#### Material for this task
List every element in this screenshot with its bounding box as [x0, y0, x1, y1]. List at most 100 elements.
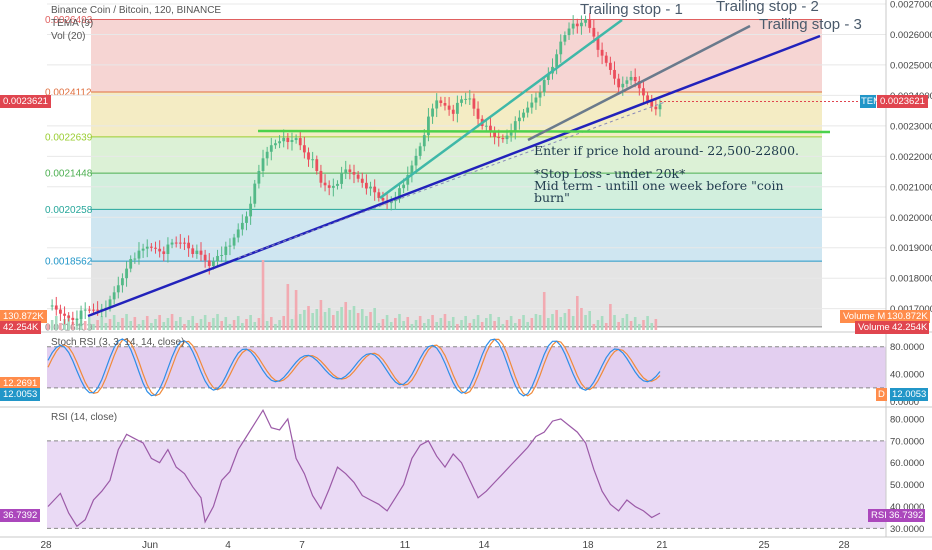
time-axis-tick: 14	[478, 540, 490, 550]
rsi-title[interactable]: RSI (14, close)	[51, 412, 118, 423]
candle-body	[282, 137, 286, 142]
candle-body	[269, 145, 273, 152]
volume-bar	[104, 323, 108, 330]
volume-bar	[315, 309, 319, 330]
candle-body	[600, 49, 604, 56]
volume-bar	[580, 308, 583, 330]
candle-body	[79, 310, 83, 319]
volume-bar	[596, 320, 600, 330]
volume-indicator-label[interactable]: Vol (20)	[51, 31, 86, 42]
candle-body	[526, 107, 530, 113]
candle-body	[129, 259, 133, 269]
volume-bar	[241, 323, 244, 330]
candle-body	[571, 23, 575, 29]
candle-body	[340, 172, 343, 184]
volume-bar	[638, 324, 641, 330]
volume-bar	[567, 309, 571, 330]
volume-bar	[443, 314, 447, 330]
candle-body	[356, 174, 360, 179]
candle-body	[228, 245, 232, 247]
volume-bar	[518, 319, 521, 330]
left-rsi-tag: 36.7392	[0, 509, 41, 522]
candle-body	[137, 250, 141, 259]
volume-bar	[551, 314, 554, 330]
candle-body	[468, 98, 472, 100]
stoch-rsi-title[interactable]: Stoch RSI (3, 3, 14, 14, close)	[51, 337, 185, 348]
candle-body	[542, 80, 546, 93]
fib-level-label: 0.0021448	[45, 169, 93, 180]
tema-indicator-label[interactable]: TEMA (9)	[51, 18, 94, 29]
candle-body	[546, 73, 550, 81]
candle-body	[621, 83, 625, 88]
candle-body	[608, 62, 612, 70]
candle-body	[629, 76, 633, 81]
volume-tag-value: 42.254K	[890, 321, 930, 334]
volume-bar	[534, 314, 538, 330]
volume-bar	[489, 314, 492, 330]
volume-bar	[282, 316, 286, 330]
volume-bar	[166, 318, 170, 330]
volume-bar	[460, 320, 463, 330]
volume-bar	[212, 318, 215, 330]
stoch-k-line	[47, 338, 661, 397]
volume-bar	[348, 310, 352, 330]
candle-body	[344, 169, 348, 173]
price-axis-tick: 0.0018000	[890, 274, 932, 285]
volume-bar	[228, 324, 232, 330]
volume-bar	[323, 312, 327, 330]
price-axis-tick: 0.0026000	[890, 30, 932, 41]
stoch-d-tag-label: D	[876, 388, 887, 401]
volume-bar	[493, 321, 496, 330]
volume-ma-tag-label: Volume MA	[840, 310, 895, 323]
volume-tag-label: Volume	[855, 321, 893, 334]
candle-body	[398, 188, 401, 200]
mid-term-note-line-1: Mid term - untill one week before "coin	[534, 178, 784, 193]
volume-bar	[451, 317, 455, 330]
volume-bar	[133, 317, 137, 330]
volume-bar	[46, 324, 50, 330]
volume-bar	[542, 292, 546, 330]
candle-body	[373, 186, 377, 193]
candle-body	[637, 81, 641, 89]
candle-body	[563, 35, 567, 42]
volume-bar	[319, 300, 323, 330]
candle-body	[191, 248, 195, 254]
price-axis-tick: 0.0025000	[890, 60, 932, 71]
candle-body	[83, 309, 87, 311]
candle-body	[108, 299, 112, 308]
volume-bar	[162, 322, 166, 330]
candle-body	[352, 172, 356, 175]
volume-bar	[108, 319, 112, 330]
candle-body	[149, 246, 153, 248]
rsi-band	[47, 440, 886, 529]
candle-body	[224, 246, 228, 255]
volume-bar	[431, 315, 434, 330]
volume-bar	[402, 321, 405, 330]
fib-level-label: 0.0024112	[45, 87, 92, 98]
candle-body	[633, 76, 637, 82]
time-axis-tick: 18	[582, 540, 594, 550]
volume-bar	[571, 316, 575, 330]
volume-bar	[365, 316, 368, 330]
candle-body	[509, 132, 513, 136]
volume-bar	[642, 320, 645, 330]
volume-bar	[203, 315, 207, 330]
candle-body	[658, 104, 662, 110]
candle-body	[555, 54, 559, 67]
volume-bar	[480, 322, 484, 330]
candle-body	[427, 116, 430, 136]
symbol-title: Binance Coin / Bitcoin, 120, BINANCE	[51, 5, 222, 16]
volume-bar	[92, 324, 95, 330]
volume-bar	[427, 319, 430, 330]
volume-bar	[435, 322, 439, 330]
volume-bar	[352, 306, 356, 330]
volume-bar	[468, 323, 472, 330]
candle-body	[92, 309, 95, 311]
volume-bar	[303, 310, 306, 330]
candle-body	[166, 244, 170, 254]
volume-bar	[129, 321, 133, 330]
time-axis-tick: Jun	[142, 540, 158, 550]
candle-body	[71, 317, 75, 320]
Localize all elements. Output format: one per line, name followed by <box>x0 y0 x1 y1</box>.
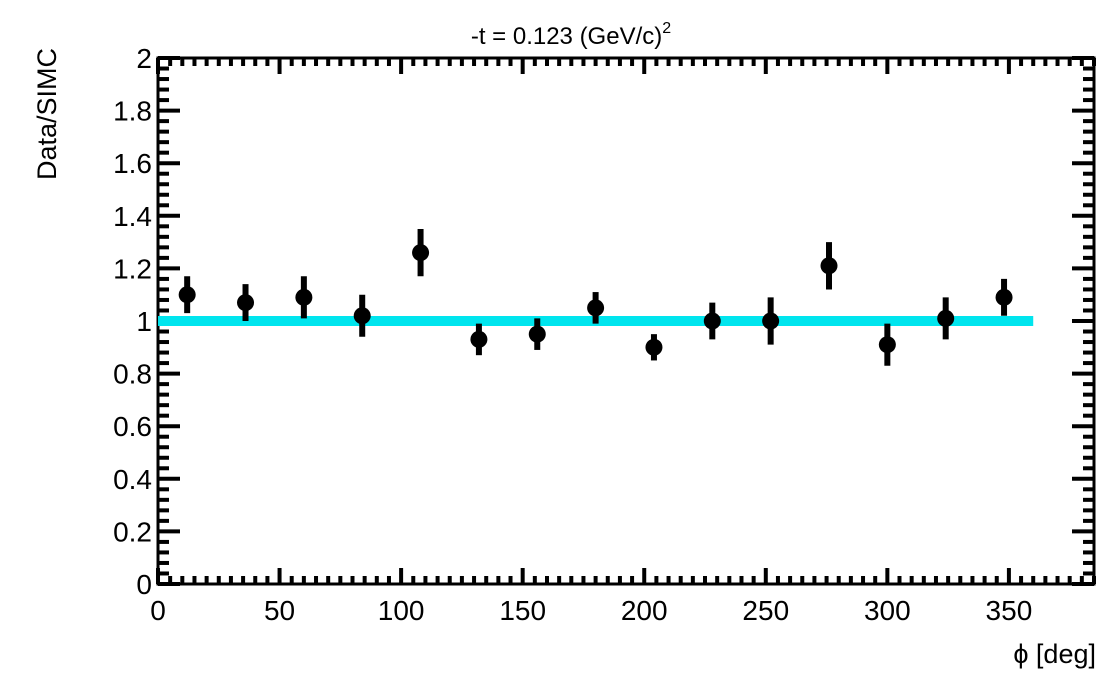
########
- **Given instruction**
Return each line of the listing above that contains the string "tick".

- **Solved exercise**
time-axis-tick: 14	[478, 540, 490, 550]
price-axis-tick: 0.0018000	[890, 274, 932, 285]
price-axis-tick: 0.0026000	[890, 30, 932, 41]
price-axis-tick: 0.0025000	[890, 60, 932, 71]
time-axis-tick: 18	[582, 540, 594, 550]
time-axis-tick: Jun	[142, 540, 158, 550]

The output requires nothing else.